Le souci c'est que c'était tout sauf « bold ». C'était plutôt facile et peu inspiré. On le sent certes tiraillé, plus crédible qu'Anakin ado, mais pourquoi en avoir fait une pâle copie de Vador, un fanatique du Seigneur Noir des Sith, si c'était pour lui faire ôter son casque si rapidement en lui faisant perdre le peu de charisme durement gagné depuis le début du film. J'attendais d'être convaincu par son fanatisme et que l'ombre de Vador soit plus présente sur son personnage. Ren est détestable pour avoir tué Han, mais il n'en reste pas moins aussi peu charismatique. Espérons que cela soit développé dans Episode VIII...


La suite était prévisible : Starkiller est détruite, duel au sabre avec, oh sacrilège, Finn qui manie le sabre des Skywalker, et Rey qui finit par neutraliser Ren, non sans faire grincer des dents par sa propension à maîtriser la Force du jour au lendemain. Le duel était sympa, sans plus. Réaliste dans sa chorégraphie, mais pas vraiment à trembler non plus.


PERSONNAGES


Parlons maintenant des personnages, qui pour la plupart peinent donc à convainre :
- Finn est plutôt lourd, son humour sitcom est bien souvent de trop et colle peu à Star Wars. Sa relation à Rey et Poe est tout bonnement improbable et leurs affinités pas assez développées pour être crédibles.
- Poe ouvre assez bien le film, puis disparaît. Performance acceptable dans l'ensemble.
- Rey est à la hauteur et son personnage est le plus réussi et le mieux interprété parmi les nouveaux. Elle a toute la crédibilité dans ses aptitues au combat, à la débrouille et à la grimpette. Reste que sa « révélation » à la Force est vraiment capilotractée. On nous a habitué au rapport maître-apprenti et à l'apprentissage difficile de la maîtrise de la Force, alors forcément, lorsque les Jedi s'autorévèlent aussi facilement, c'est dur à avaler. Pourquoi devait-elle être aussi originaire d'une planète désertique? L'histoire se répète OK, mais beaucoup trop dans ce film.
- BB-8 est sympa et vraiment convaincant, j'en veux un, mais son rôle central est trop vite éclipsé à mon goût. J'aurais aimé plus d'enjeux autour de sa capture.
- Leia est trop absente et sa rencontre avec Han bien que tendre et émouvante était somme toute maladroite en raison du scénario de leur séparation moyennement convaincant.

= Entrées de données =
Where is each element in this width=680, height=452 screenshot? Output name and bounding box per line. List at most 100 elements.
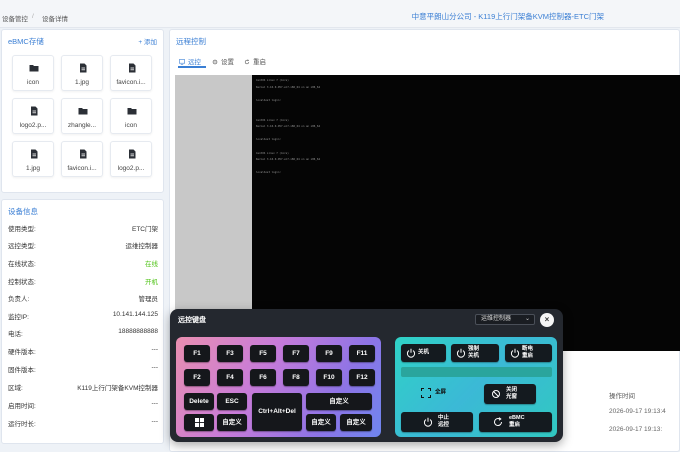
folder-icon <box>127 108 137 115</box>
tab-settings[interactable]: 设置 <box>212 56 234 66</box>
tab-settings-label: 设置 <box>221 59 234 66</box>
file-tile[interactable]: logo2.p... <box>12 98 54 134</box>
file-tile[interactable]: 1.jpg <box>61 55 103 91</box>
info-row: 远控类型: 运维控制器 <box>8 240 158 252</box>
close-light-window-button[interactable]: 关闭 光窗 <box>484 384 536 404</box>
custom-key-1[interactable]: 自定义 <box>217 414 247 431</box>
function-key[interactable]: F3 <box>217 345 243 362</box>
function-key[interactable]: F11 <box>349 345 375 362</box>
info-value: ETC门架 <box>132 226 158 233</box>
storage-title: eBMC存储 <box>8 37 44 46</box>
function-key[interactable]: F1 <box>184 345 210 362</box>
folder-icon <box>78 108 88 115</box>
file-name: 1.jpg <box>74 79 90 86</box>
info-label: 启用时间: <box>8 403 36 410</box>
breadcrumb-device-detail: 设备详情 <box>42 16 68 23</box>
shutdown-button[interactable]: 关机 <box>401 344 446 362</box>
file-tile[interactable]: favicon.i... <box>110 55 152 91</box>
info-value: --- <box>151 418 159 425</box>
function-key[interactable]: F7 <box>283 345 309 362</box>
file-tile[interactable]: logo2.p... <box>110 141 152 177</box>
info-row: 硬件版本: --- <box>8 346 158 358</box>
file-name: icon <box>27 79 39 86</box>
file-icon <box>129 63 136 73</box>
tab-reboot[interactable]: 重启 <box>244 56 266 66</box>
windows-icon <box>194 418 204 427</box>
info-label: 电话: <box>8 331 23 338</box>
info-value: 运维控制器 <box>125 243 159 250</box>
info-label: 运行时长: <box>8 421 36 428</box>
add-file-button[interactable]: + 添加 <box>138 36 157 46</box>
function-key[interactable]: F2 <box>184 369 210 386</box>
terminal-line: Kernel 3.10.0-957.el7.x86_64 on an x86_6… <box>256 85 321 89</box>
info-row: 负责人: 管理员 <box>8 293 158 305</box>
stop-remote-button[interactable]: 中止 远控 <box>401 412 473 432</box>
breadcrumb-device-management[interactable]: 设备管控 <box>2 13 28 23</box>
light-off-icon <box>492 390 500 398</box>
force-shutdown-button[interactable]: 强制 关机 <box>451 344 499 362</box>
esc-key[interactable]: ESC <box>217 393 247 410</box>
function-key[interactable]: F6 <box>250 369 276 386</box>
tab-remote-label: 远控 <box>188 59 201 66</box>
force-shutdown-label-2: 关机 <box>468 353 480 359</box>
control-status-bar <box>401 367 552 377</box>
file-tile[interactable]: 1.jpg <box>12 141 54 177</box>
ebmc-reboot-button[interactable]: eBMC 重启 <box>479 412 552 432</box>
info-value: --- <box>151 400 159 407</box>
top-bar: 设备管控 / 设备详情 中意平朗山分公司 - K119上行门架备KVM控制器-E… <box>0 0 680 28</box>
file-icon <box>31 149 38 159</box>
info-row: 运行时长: --- <box>8 418 158 430</box>
info-label: 监控IP: <box>8 314 29 321</box>
function-key[interactable]: F5 <box>250 345 276 362</box>
info-value: --- <box>151 364 159 371</box>
terminal-line: localhost login: <box>256 98 281 102</box>
ctrl-alt-del-key[interactable]: Ctrl+Alt+Del <box>252 393 302 431</box>
terminal-line: CentOS Linux 7 (Core) <box>256 151 289 155</box>
fullscreen-icon <box>421 388 431 398</box>
log-time-2: 2026-09-17 19:13: <box>609 426 663 433</box>
info-row: 在线状态: 在线 <box>8 258 158 270</box>
power-icon <box>510 348 520 358</box>
custom-key-5[interactable]: 自定义 <box>340 414 372 431</box>
info-value: K119上行门架备KVM控制器 <box>77 385 158 392</box>
file-tile[interactable]: icon <box>110 98 152 134</box>
file-tile[interactable]: icon <box>12 55 54 91</box>
function-key[interactable]: F10 <box>316 369 342 386</box>
close-light-label-2: 光窗 <box>506 394 518 400</box>
info-row: 电话: 18888888888 <box>8 328 158 340</box>
custom-key-4[interactable]: 自定义 <box>306 414 336 431</box>
info-label: 硬件版本: <box>8 349 36 356</box>
file-tile[interactable]: zhangle... <box>61 98 103 134</box>
stop-remote-label-1: 中止 <box>438 415 450 421</box>
close-keyboard-button[interactable]: × <box>540 313 554 327</box>
monitor-icon <box>179 59 185 65</box>
info-label: 控制状态: <box>8 279 36 286</box>
chevron-down-icon: ⌄ <box>524 316 530 322</box>
terminal-line: CentOS Linux 7 (Core) <box>256 118 289 122</box>
terminal-line: Kernel 3.10.0-957.el7.x86_64 on an x86_6… <box>256 125 321 129</box>
delete-key[interactable]: Delete <box>184 393 214 410</box>
windows-key[interactable] <box>184 414 214 431</box>
function-key[interactable]: F12 <box>349 369 375 386</box>
folder-icon <box>29 65 39 72</box>
file-icon <box>80 149 87 159</box>
file-name: logo2.p... <box>19 122 47 129</box>
close-light-label-1: 关闭 <box>506 387 518 393</box>
function-key[interactable]: F9 <box>316 345 342 362</box>
shutdown-label: 关机 <box>418 349 430 356</box>
function-key[interactable]: F4 <box>217 369 243 386</box>
controller-mode-select[interactable]: 运维控制器 ⌄ <box>475 314 535 325</box>
keyboard-keys-panel: 自定义 Delete ESC Ctrl+Alt+Del 自定义 自定义 自定义 … <box>176 337 381 437</box>
ebmc-reboot-label-1: eBMC <box>509 415 525 421</box>
info-value: 开机 <box>145 279 158 286</box>
file-tile[interactable]: favicon.i... <box>61 141 103 177</box>
custom-key-3[interactable]: 自定义 <box>306 393 372 410</box>
info-row: 区域: K119上行门架备KVM控制器 <box>8 382 158 394</box>
fullscreen-button[interactable]: 全屏 <box>401 384 471 402</box>
tab-reboot-label: 重启 <box>253 59 266 66</box>
power-reset-button[interactable]: 断电 重启 <box>505 344 552 362</box>
info-label: 固件版本: <box>8 367 36 374</box>
tab-remote[interactable]: 远控 <box>179 56 201 66</box>
function-key[interactable]: F8 <box>283 369 309 386</box>
file-name: favicon.i... <box>116 79 146 86</box>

= Consigne =
Poursuivez la critique de Star Wars à partir du point où elle s'interrompt. Les lignes n'ont aucun lien avec la critique de Star Wars.

= Résultat =
- Hux est tellement une caricature de nazi qu'il en est risible et pas crédible un seul instant avec sa fronde pour bien montrer qu'il est « méchant ». Rien n'est écrit pour faire de lui un ennemi redoutable, tout au plus une petite fouine aux ordres de Snoke. Manque de profondeur politique.
- Snoke... a pour lui d'être mystérieux, sans vraiment trop l'être. Moyennement convaincu par le look. On ne sait rien de lui, mais on le voit trop à la fois. Pour l'Episode VIII alors ?
Ça commence à faire beaucoup ! Tout comme l'absence de 3PO et de R2-D2, qui apportaient un comique bien plus subtile aux films précédents.
- Et que dire de Luke ? Ce fut bien un grand moment du film que de le revoir, avec une classe énorme, mais pourquoi si tard ? Pourquoi s'être étiré en longueurs inutiles de scènes d'action insipides et de création de liens artificiels entre les personnages pour juste nous faire baver ?
- Captain Phasma... quant à elle, ne sert strictement à rien dans l'intrigue et fait pitié lors de sa capture. Une autre déception.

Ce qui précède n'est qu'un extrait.